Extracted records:
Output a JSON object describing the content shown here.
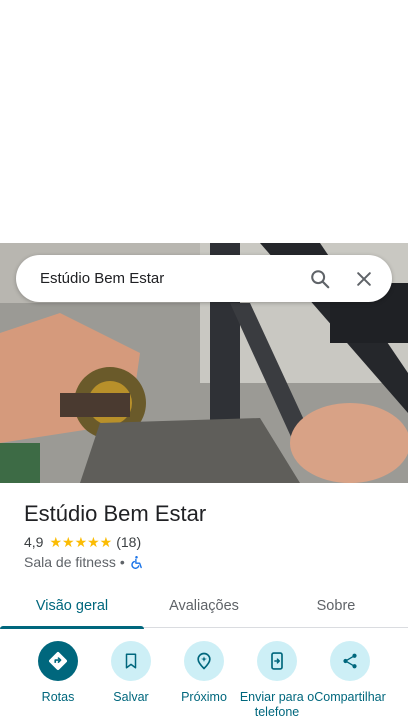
{
  "search": {
    "query": "Estúdio Bem Estar"
  },
  "place": {
    "name": "Estúdio Bem Estar",
    "rating": "4,9",
    "stars": "★★★★★",
    "review_count": "(18)",
    "category": "Sala de fitness",
    "separator": "•",
    "accessibility_icon": "wheelchair-icon"
  },
  "tabs": [
    {
      "label": "Visão geral",
      "active": true
    },
    {
      "label": "Avaliações",
      "active": false
    },
    {
      "label": "Sobre",
      "active": false
    }
  ],
  "actions": [
    {
      "label": "Rotas",
      "icon": "directions-icon"
    },
    {
      "label": "Salvar",
      "icon": "bookmark-icon"
    },
    {
      "label": "Próximo",
      "icon": "nearby-icon"
    },
    {
      "label": "Enviar para o telefone",
      "icon": "send-to-phone-icon"
    },
    {
      "label": "Compartilhar",
      "icon": "share-icon"
    }
  ],
  "colors": {
    "accent": "#00677d",
    "accent_light": "#cdeff6",
    "star": "#fbbc04"
  }
}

● **What you are asked to do**:
Reproduce every line above as written, skipping pictures.

● **Completed task**:
Output a JSON object describing the content shown here.
{
  "search": {
    "query": "Estúdio Bem Estar"
  },
  "place": {
    "name": "Estúdio Bem Estar",
    "rating": "4,9",
    "stars": "★★★★★",
    "review_count": "(18)",
    "category": "Sala de fitness",
    "separator": "•",
    "accessibility_icon": "wheelchair-icon"
  },
  "tabs": [
    {
      "label": "Visão geral",
      "active": true
    },
    {
      "label": "Avaliações",
      "active": false
    },
    {
      "label": "Sobre",
      "active": false
    }
  ],
  "actions": [
    {
      "label": "Rotas",
      "icon": "directions-icon"
    },
    {
      "label": "Salvar",
      "icon": "bookmark-icon"
    },
    {
      "label": "Próximo",
      "icon": "nearby-icon"
    },
    {
      "label": "Enviar para o telefone",
      "icon": "send-to-phone-icon"
    },
    {
      "label": "Compartilhar",
      "icon": "share-icon"
    }
  ],
  "colors": {
    "accent": "#00677d",
    "accent_light": "#cdeff6",
    "star": "#fbbc04"
  }
}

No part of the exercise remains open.